Task directions: Return all lines below containing the word "Jean".

'''

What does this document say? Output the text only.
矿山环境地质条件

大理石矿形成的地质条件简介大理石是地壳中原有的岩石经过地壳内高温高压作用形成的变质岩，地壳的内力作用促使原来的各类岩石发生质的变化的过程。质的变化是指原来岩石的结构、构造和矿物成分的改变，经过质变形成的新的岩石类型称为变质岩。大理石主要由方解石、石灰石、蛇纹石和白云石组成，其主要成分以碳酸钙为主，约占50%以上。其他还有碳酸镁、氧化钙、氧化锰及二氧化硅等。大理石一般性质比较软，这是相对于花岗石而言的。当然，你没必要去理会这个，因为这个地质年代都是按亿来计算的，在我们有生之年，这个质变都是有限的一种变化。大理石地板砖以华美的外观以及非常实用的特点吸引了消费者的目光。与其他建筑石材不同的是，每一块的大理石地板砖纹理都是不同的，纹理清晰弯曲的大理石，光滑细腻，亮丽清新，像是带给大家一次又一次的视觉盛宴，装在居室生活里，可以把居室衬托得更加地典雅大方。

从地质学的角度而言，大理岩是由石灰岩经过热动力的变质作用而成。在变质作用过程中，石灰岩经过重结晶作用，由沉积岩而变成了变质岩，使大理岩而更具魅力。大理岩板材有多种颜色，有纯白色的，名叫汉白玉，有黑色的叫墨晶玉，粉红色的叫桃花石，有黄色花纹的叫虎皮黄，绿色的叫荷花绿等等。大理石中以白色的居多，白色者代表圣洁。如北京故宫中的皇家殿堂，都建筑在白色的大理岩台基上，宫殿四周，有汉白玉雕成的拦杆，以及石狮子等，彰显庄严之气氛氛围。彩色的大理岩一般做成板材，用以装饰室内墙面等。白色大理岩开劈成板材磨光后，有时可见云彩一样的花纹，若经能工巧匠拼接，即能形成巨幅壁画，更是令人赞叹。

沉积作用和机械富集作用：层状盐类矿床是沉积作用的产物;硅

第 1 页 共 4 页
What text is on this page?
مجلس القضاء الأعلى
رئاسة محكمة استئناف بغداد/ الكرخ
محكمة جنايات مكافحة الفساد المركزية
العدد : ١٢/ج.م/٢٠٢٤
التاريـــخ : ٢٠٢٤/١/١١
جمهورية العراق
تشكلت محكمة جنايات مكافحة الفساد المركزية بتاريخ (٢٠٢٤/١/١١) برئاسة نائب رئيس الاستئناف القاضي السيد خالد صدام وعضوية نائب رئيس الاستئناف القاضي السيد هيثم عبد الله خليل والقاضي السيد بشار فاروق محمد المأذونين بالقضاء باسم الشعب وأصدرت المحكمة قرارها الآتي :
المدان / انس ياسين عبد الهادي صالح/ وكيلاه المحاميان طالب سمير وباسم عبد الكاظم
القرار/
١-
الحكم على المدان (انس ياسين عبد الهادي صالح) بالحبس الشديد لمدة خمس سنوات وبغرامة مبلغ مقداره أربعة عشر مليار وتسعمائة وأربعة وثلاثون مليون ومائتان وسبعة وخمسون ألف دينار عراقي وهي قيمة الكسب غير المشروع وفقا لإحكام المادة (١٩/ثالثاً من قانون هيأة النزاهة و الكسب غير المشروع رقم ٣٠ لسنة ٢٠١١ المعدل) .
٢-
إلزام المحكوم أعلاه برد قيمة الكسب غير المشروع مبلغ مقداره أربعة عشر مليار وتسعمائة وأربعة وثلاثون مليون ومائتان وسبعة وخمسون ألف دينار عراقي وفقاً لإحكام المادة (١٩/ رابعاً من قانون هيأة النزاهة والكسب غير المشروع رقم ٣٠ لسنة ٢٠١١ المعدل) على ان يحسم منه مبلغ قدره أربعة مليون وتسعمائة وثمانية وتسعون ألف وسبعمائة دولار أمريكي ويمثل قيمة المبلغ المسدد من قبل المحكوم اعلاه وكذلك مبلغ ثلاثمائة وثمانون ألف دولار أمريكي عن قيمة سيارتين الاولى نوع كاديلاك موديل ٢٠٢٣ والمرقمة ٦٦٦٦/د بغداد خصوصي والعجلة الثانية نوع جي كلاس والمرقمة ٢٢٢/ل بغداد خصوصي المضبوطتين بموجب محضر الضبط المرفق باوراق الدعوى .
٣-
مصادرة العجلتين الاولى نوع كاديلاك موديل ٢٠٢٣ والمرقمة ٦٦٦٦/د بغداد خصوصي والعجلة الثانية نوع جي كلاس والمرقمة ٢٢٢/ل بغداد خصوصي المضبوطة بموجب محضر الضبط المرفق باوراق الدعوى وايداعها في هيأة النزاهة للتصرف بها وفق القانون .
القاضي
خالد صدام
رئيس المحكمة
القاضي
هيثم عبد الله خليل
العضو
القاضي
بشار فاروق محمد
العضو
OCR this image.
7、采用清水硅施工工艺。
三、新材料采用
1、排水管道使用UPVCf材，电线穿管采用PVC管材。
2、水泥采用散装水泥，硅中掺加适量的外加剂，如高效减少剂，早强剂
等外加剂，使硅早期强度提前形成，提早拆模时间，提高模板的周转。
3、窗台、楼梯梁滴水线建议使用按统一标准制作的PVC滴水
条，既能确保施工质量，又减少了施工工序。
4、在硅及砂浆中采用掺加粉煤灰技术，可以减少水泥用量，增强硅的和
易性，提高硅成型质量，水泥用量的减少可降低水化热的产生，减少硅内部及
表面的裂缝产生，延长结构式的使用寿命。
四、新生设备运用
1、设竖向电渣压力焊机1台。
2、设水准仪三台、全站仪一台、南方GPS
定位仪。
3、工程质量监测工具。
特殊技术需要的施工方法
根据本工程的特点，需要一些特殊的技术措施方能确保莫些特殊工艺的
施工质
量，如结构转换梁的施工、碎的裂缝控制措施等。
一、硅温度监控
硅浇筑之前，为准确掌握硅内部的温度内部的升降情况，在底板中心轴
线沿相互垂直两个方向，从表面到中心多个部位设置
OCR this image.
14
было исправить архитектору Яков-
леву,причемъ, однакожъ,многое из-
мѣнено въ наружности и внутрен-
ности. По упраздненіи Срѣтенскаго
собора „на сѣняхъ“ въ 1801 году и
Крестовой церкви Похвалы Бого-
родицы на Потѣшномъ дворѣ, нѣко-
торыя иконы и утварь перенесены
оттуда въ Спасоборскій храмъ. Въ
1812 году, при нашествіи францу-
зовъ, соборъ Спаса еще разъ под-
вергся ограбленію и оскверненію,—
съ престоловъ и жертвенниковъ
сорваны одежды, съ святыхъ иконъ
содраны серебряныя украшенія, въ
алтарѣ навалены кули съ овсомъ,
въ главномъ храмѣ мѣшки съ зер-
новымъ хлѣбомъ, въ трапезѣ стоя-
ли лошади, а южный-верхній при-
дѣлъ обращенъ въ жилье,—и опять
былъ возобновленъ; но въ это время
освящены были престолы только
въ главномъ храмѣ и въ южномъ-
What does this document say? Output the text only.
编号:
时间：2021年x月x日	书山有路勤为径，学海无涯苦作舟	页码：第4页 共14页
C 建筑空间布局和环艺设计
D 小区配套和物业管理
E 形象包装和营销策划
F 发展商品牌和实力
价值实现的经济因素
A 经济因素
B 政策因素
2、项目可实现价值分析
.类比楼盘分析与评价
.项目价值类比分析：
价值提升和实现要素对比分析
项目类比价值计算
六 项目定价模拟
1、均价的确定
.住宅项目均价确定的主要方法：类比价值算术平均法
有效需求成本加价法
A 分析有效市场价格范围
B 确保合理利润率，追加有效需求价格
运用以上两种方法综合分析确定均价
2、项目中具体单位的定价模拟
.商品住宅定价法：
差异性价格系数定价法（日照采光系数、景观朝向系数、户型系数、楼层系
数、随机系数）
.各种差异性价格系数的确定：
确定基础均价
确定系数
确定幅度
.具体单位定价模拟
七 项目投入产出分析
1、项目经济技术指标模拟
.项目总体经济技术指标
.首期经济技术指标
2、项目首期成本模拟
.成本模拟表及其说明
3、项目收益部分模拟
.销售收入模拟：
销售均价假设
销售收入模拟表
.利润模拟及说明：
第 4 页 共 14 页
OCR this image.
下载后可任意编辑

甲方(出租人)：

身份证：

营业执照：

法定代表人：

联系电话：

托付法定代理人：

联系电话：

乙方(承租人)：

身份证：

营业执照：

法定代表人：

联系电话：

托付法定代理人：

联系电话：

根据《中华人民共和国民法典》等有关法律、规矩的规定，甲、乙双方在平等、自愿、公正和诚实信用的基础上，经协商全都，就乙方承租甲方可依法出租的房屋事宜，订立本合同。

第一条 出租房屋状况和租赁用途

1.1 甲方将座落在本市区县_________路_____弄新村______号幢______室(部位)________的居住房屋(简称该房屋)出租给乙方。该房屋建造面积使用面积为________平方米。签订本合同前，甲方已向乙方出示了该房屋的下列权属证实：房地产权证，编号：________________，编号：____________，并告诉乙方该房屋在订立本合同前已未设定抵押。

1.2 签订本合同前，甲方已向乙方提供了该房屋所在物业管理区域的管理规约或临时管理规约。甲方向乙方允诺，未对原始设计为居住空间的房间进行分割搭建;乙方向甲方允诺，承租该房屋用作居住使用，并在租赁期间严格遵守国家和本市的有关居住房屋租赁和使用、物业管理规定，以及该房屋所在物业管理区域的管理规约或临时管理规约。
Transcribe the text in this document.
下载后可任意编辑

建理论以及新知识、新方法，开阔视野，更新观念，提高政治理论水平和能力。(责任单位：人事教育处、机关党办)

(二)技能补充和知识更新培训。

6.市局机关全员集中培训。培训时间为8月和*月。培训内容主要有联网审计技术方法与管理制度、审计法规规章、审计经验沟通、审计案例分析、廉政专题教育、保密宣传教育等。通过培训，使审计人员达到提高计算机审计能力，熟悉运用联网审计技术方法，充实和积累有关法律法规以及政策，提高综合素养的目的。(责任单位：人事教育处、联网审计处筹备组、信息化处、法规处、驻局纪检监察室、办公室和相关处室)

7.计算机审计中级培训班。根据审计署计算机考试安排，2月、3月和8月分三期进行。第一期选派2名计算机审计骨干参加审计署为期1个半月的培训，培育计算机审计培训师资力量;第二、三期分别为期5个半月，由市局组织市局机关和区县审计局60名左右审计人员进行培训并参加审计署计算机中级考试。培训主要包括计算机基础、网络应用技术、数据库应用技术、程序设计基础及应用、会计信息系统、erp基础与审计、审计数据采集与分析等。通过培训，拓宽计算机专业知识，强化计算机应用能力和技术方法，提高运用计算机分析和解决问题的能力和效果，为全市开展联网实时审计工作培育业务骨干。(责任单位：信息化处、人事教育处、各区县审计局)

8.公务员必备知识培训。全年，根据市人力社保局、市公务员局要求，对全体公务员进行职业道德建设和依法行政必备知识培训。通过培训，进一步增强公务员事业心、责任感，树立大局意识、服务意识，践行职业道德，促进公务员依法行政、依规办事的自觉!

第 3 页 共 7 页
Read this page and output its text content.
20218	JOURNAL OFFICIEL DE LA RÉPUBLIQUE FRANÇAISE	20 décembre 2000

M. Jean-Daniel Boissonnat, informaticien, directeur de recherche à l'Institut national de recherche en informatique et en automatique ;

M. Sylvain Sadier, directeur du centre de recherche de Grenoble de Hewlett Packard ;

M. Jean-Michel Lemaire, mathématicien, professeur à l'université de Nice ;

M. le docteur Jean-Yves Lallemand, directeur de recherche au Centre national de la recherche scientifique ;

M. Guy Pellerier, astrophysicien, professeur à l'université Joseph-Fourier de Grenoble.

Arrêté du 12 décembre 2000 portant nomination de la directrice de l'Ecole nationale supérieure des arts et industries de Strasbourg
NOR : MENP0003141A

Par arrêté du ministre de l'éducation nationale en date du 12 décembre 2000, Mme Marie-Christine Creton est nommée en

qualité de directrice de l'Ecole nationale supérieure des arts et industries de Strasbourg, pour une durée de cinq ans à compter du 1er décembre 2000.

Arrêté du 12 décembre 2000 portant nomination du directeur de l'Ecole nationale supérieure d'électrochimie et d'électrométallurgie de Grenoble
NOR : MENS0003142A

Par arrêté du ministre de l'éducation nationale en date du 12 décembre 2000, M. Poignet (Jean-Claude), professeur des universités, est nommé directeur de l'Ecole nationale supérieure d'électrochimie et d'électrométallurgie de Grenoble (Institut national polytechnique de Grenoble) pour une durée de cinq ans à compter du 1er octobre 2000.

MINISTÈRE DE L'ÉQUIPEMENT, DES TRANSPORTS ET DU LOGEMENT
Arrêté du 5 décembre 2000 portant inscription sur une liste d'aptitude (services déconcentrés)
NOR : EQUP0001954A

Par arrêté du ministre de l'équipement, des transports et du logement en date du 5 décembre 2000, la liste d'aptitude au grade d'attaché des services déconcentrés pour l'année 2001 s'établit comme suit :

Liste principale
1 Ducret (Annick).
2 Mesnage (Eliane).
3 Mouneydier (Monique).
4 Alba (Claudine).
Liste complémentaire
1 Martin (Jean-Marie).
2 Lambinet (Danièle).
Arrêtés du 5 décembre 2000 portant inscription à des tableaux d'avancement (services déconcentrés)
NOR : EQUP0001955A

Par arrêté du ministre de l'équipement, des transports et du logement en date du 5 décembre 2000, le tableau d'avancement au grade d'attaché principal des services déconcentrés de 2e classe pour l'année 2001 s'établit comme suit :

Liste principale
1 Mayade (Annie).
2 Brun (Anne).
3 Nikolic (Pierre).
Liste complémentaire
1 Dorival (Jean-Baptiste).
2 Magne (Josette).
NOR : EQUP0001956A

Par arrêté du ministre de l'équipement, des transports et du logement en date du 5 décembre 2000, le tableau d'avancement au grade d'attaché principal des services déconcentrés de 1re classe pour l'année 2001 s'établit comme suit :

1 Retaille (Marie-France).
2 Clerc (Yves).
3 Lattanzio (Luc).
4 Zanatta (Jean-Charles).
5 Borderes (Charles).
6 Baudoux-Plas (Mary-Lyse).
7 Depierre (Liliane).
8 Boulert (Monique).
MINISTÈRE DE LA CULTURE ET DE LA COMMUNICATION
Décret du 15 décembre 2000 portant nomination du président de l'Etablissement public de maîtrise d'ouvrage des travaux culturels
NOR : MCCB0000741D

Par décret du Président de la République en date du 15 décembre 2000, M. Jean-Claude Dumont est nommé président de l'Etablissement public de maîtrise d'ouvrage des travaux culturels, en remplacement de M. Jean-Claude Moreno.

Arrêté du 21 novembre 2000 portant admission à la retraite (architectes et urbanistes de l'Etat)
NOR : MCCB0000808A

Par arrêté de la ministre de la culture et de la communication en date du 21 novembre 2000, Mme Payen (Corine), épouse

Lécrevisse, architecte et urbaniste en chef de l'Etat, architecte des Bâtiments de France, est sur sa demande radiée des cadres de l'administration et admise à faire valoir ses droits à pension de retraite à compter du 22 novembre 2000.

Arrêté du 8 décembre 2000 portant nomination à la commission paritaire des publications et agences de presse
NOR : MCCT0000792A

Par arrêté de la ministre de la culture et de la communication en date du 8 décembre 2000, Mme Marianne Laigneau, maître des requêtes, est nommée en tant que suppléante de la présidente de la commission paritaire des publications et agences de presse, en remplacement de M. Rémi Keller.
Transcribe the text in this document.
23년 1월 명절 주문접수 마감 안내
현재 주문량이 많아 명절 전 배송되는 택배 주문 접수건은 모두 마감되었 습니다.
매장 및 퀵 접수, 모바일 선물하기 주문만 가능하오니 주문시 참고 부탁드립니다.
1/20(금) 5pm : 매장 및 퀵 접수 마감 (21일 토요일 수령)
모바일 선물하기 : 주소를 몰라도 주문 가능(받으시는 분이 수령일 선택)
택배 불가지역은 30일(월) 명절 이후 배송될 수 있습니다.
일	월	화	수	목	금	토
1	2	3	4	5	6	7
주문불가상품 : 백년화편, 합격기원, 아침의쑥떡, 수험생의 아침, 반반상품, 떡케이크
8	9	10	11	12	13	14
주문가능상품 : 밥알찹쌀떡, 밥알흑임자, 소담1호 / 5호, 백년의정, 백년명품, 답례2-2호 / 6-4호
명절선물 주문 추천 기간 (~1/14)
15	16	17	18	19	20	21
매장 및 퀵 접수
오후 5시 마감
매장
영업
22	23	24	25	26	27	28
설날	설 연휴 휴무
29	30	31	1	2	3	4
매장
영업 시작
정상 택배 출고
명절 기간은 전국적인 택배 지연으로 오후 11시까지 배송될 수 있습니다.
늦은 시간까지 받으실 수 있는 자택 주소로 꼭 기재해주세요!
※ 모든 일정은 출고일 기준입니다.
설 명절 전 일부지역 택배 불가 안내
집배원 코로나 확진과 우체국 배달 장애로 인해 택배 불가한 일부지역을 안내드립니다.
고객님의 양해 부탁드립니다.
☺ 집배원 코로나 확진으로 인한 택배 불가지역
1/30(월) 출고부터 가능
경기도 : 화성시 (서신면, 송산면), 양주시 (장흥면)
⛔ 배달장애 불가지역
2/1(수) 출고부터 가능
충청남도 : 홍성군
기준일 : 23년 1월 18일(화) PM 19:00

'''

Exercise answer:
M. Jean-Daniel Boissonnat, informaticien, directeur de recherche à l'Institut national de recherche en informatique et en automatique ;
M. Jean-Michel Lemaire, mathématicien, professeur à l'université de Nice ;
M. le docteur Jean-Yves Lallemand, directeur de recherche au Centre national de la recherche scientifique ;
Par arrêté du ministre de l'éducation nationale en date du 12 décembre 2000, M. Poignet (Jean-Claude), professeur des universités, est nommé directeur de l'Ecole nationale supérieure d'électrochimie et d'électrométallurgie de Grenoble (Institut national polytechnique de Grenoble) pour une durée de cinq ans à compter du 1er octobre 2000.
1 Martin (Jean-Marie).
1 Dorival (Jean-Baptiste).
4 Zanatta (Jean-Charles).
Par décret du Président de la République en date du 15 décembre 2000, M. Jean-Claude Dumont est nommé président de l'Etablissement public de maîtrise d'ouvrage des travaux culturels, en remplacement de M. Jean-Claude Moreno.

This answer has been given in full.